→ **GIVEN INFORMATION**
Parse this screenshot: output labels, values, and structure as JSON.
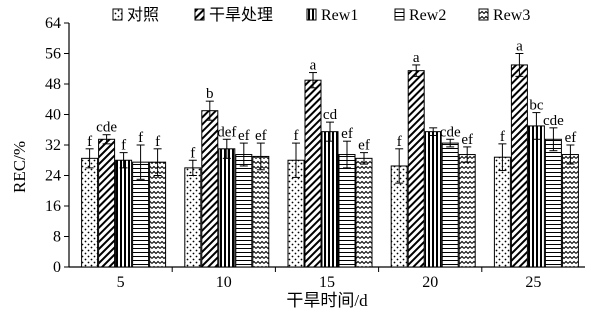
{
  "chart_data": {
    "type": "bar",
    "xlabel": "干旱时间/d",
    "ylabel": "REC/%",
    "ylim": [
      0,
      64
    ],
    "yticks": [
      0,
      8,
      16,
      24,
      32,
      40,
      48,
      56,
      64
    ],
    "categories": [
      "5",
      "10",
      "15",
      "20",
      "25"
    ],
    "legend_position": "top",
    "series": [
      {
        "name": "对照",
        "pattern": "dots",
        "values": [
          28.5,
          26.0,
          28.0,
          26.5,
          28.8
        ],
        "errors": [
          2.5,
          2.0,
          4.5,
          4.5,
          3.5
        ],
        "labels": [
          "f",
          "f",
          "f",
          "f",
          "f"
        ]
      },
      {
        "name": "干旱处理",
        "pattern": "diagonal",
        "values": [
          33.5,
          41.0,
          49.0,
          51.5,
          53.0
        ],
        "errors": [
          1.2,
          2.5,
          2.0,
          1.5,
          3.0
        ],
        "labels": [
          "cde",
          "b",
          "a",
          "a",
          "a"
        ]
      },
      {
        "name": "Rew1",
        "pattern": "vertical",
        "values": [
          28.0,
          31.0,
          35.5,
          35.5,
          37.0
        ],
        "errors": [
          2.0,
          2.5,
          2.5,
          1.0,
          3.5
        ],
        "labels": [
          "f",
          "def",
          "cd",
          "",
          "bc"
        ]
      },
      {
        "name": "Rew2",
        "pattern": "horizontal",
        "values": [
          27.5,
          29.5,
          29.5,
          32.5,
          33.5
        ],
        "errors": [
          4.5,
          3.0,
          3.5,
          1.0,
          3.0
        ],
        "labels": [
          "f",
          "ef",
          "ef",
          "cde",
          "cde"
        ]
      },
      {
        "name": "Rew3",
        "pattern": "zigzag",
        "values": [
          27.5,
          29.0,
          28.5,
          29.5,
          29.5
        ],
        "errors": [
          3.5,
          3.5,
          1.5,
          2.0,
          2.5
        ],
        "labels": [
          "f",
          "ef",
          "ef",
          "ef",
          "ef"
        ]
      }
    ]
  }
}
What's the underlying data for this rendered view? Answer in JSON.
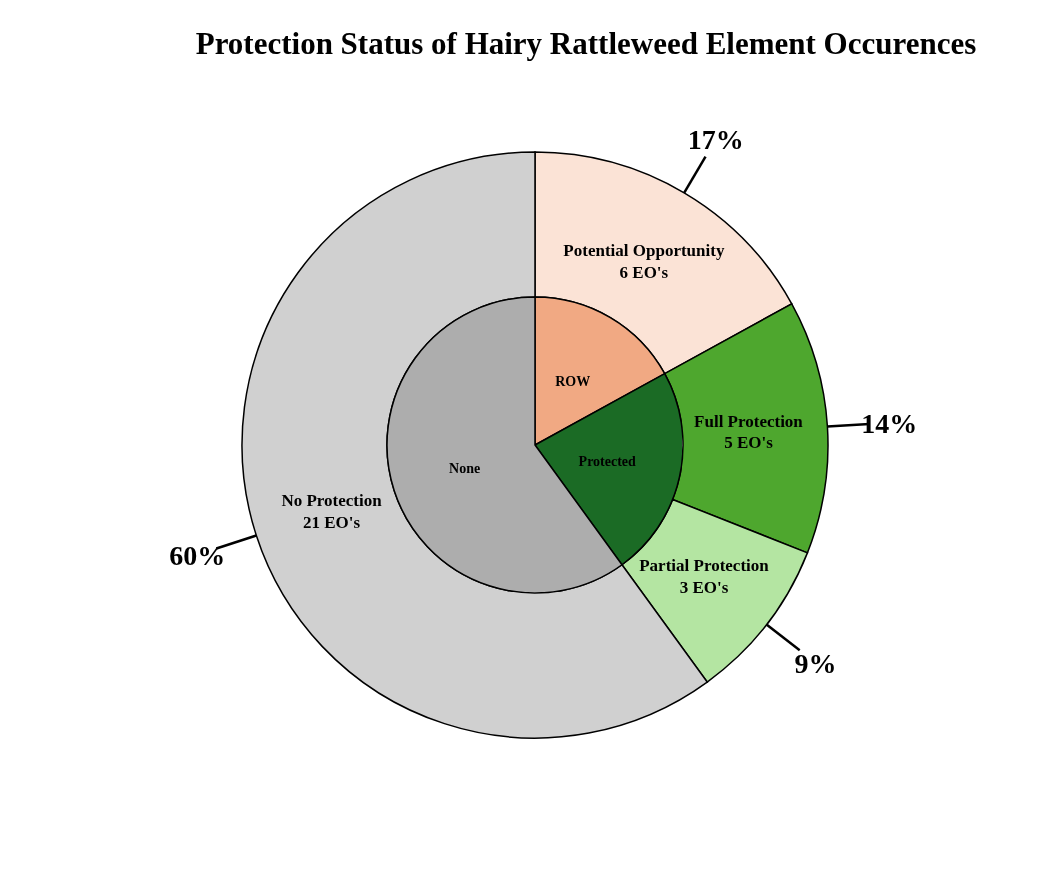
{
  "chart_data": [
    {
      "type": "donut",
      "title": "Protection Status of Hairy Rattleweed Element Occurences",
      "categories": [
        "Potential Opportunity\n6 EO's",
        "Full Protection\n5 EO's",
        "Partial Protection\n3 EO's",
        "No Protection\n21 EO's"
      ],
      "values": [
        17,
        14,
        9,
        60
      ],
      "value_labels": [
        "17%",
        "14%",
        "9%",
        "60%"
      ],
      "colors": [
        "#fbe3d6",
        "#4ea72e",
        "#b4e5a2",
        "#d0d0d0"
      ]
    },
    {
      "type": "pie",
      "categories": [
        "ROW",
        "Protected",
        "None"
      ],
      "values": [
        17,
        23,
        60
      ],
      "colors": [
        "#f1a983",
        "#1b6b25",
        "#adadad"
      ]
    }
  ]
}
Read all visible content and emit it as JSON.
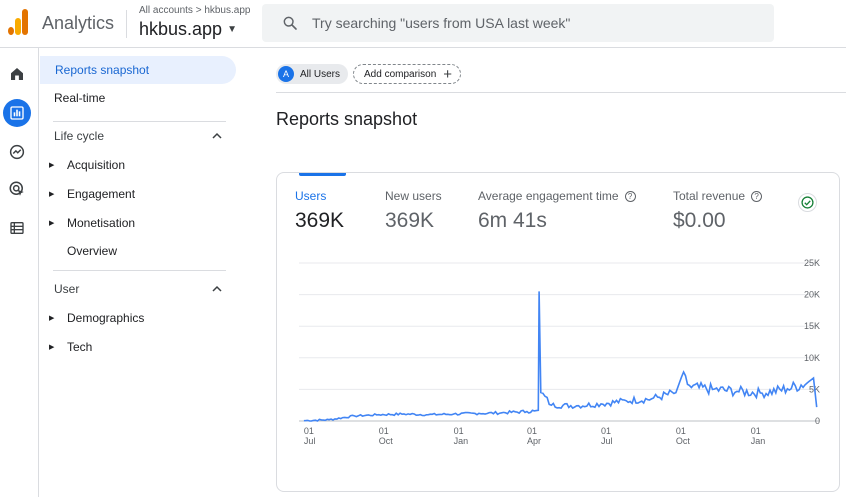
{
  "header": {
    "app_name": "Analytics",
    "breadcrumb": "All accounts > hkbus.app",
    "property": "hkbus.app",
    "search_placeholder": "Try searching \"users from USA last week\""
  },
  "rail": {
    "icons": [
      "home-icon",
      "reports-icon",
      "explore-icon",
      "advertising-icon",
      "configure-icon"
    ],
    "active": "reports-icon"
  },
  "nav": {
    "reports_snapshot": "Reports snapshot",
    "realtime": "Real-time",
    "lifecycle": {
      "label": "Life cycle",
      "items": [
        "Acquisition",
        "Engagement",
        "Monetisation",
        "Overview"
      ]
    },
    "user": {
      "label": "User",
      "items": [
        "Demographics",
        "Tech"
      ]
    }
  },
  "main": {
    "segment_chip": {
      "avatar": "A",
      "label": "All Users"
    },
    "add_comparison": "Add comparison",
    "title": "Reports snapshot",
    "metrics": [
      {
        "label": "Users",
        "value": "369K"
      },
      {
        "label": "New users",
        "value": "369K"
      },
      {
        "label": "Average engagement time",
        "value": "6m 41s"
      },
      {
        "label": "Total revenue",
        "value": "$0.00"
      }
    ]
  },
  "colors": {
    "accent": "#1a73e8",
    "line": "#4285f4",
    "status_ok": "#188038"
  },
  "chart_data": {
    "type": "line",
    "title": "",
    "xlabel": "",
    "ylabel": "",
    "ylim": [
      0,
      25000
    ],
    "y_ticks": [
      "25K",
      "20K",
      "15K",
      "10K",
      "5K",
      "0"
    ],
    "y_tick_values": [
      25000,
      20000,
      15000,
      10000,
      5000,
      0
    ],
    "x_ticks": [
      {
        "day": "01",
        "month": "Jul",
        "date": "2022-07-01"
      },
      {
        "day": "01",
        "month": "Oct",
        "date": "2022-10-01"
      },
      {
        "day": "01",
        "month": "Jan",
        "date": "2023-01-01"
      },
      {
        "day": "01",
        "month": "Apr",
        "date": "2023-04-01"
      },
      {
        "day": "01",
        "month": "Jul",
        "date": "2023-07-01"
      },
      {
        "day": "01",
        "month": "Oct",
        "date": "2023-10-01"
      },
      {
        "day": "01",
        "month": "Jan",
        "date": "2024-01-01"
      }
    ],
    "grid": true,
    "series": [
      {
        "name": "Users",
        "points": [
          [
            "2022-07-01",
            50
          ],
          [
            "2022-08-01",
            200
          ],
          [
            "2022-09-01",
            800
          ],
          [
            "2022-10-01",
            1000
          ],
          [
            "2022-11-01",
            1100
          ],
          [
            "2022-12-01",
            1000
          ],
          [
            "2023-01-01",
            1100
          ],
          [
            "2023-02-01",
            1200
          ],
          [
            "2023-03-01",
            1300
          ],
          [
            "2023-04-01",
            1500
          ],
          [
            "2023-04-10",
            1600
          ],
          [
            "2023-04-15",
            1700
          ],
          [
            "2023-04-16",
            20500
          ],
          [
            "2023-04-18",
            4500
          ],
          [
            "2023-05-01",
            2500
          ],
          [
            "2023-06-01",
            2400
          ],
          [
            "2023-07-01",
            2700
          ],
          [
            "2023-08-01",
            3200
          ],
          [
            "2023-09-01",
            3500
          ],
          [
            "2023-10-01",
            4500
          ],
          [
            "2023-10-08",
            7000
          ],
          [
            "2023-10-20",
            5300
          ],
          [
            "2023-11-15",
            5000
          ],
          [
            "2023-12-15",
            4700
          ],
          [
            "2024-01-15",
            4400
          ],
          [
            "2024-02-15",
            5100
          ],
          [
            "2024-03-10",
            6000
          ],
          [
            "2024-03-18",
            6800
          ],
          [
            "2024-03-22",
            2200
          ]
        ]
      }
    ]
  }
}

→ **INSTRUCTIONS FOR THE TASK**
Select all lines in the listing above where the word "time" appears, and show them.

→ **FINISHED EXERCISE**
    "realtime": "Real-time",
        "label": "Average engagement time",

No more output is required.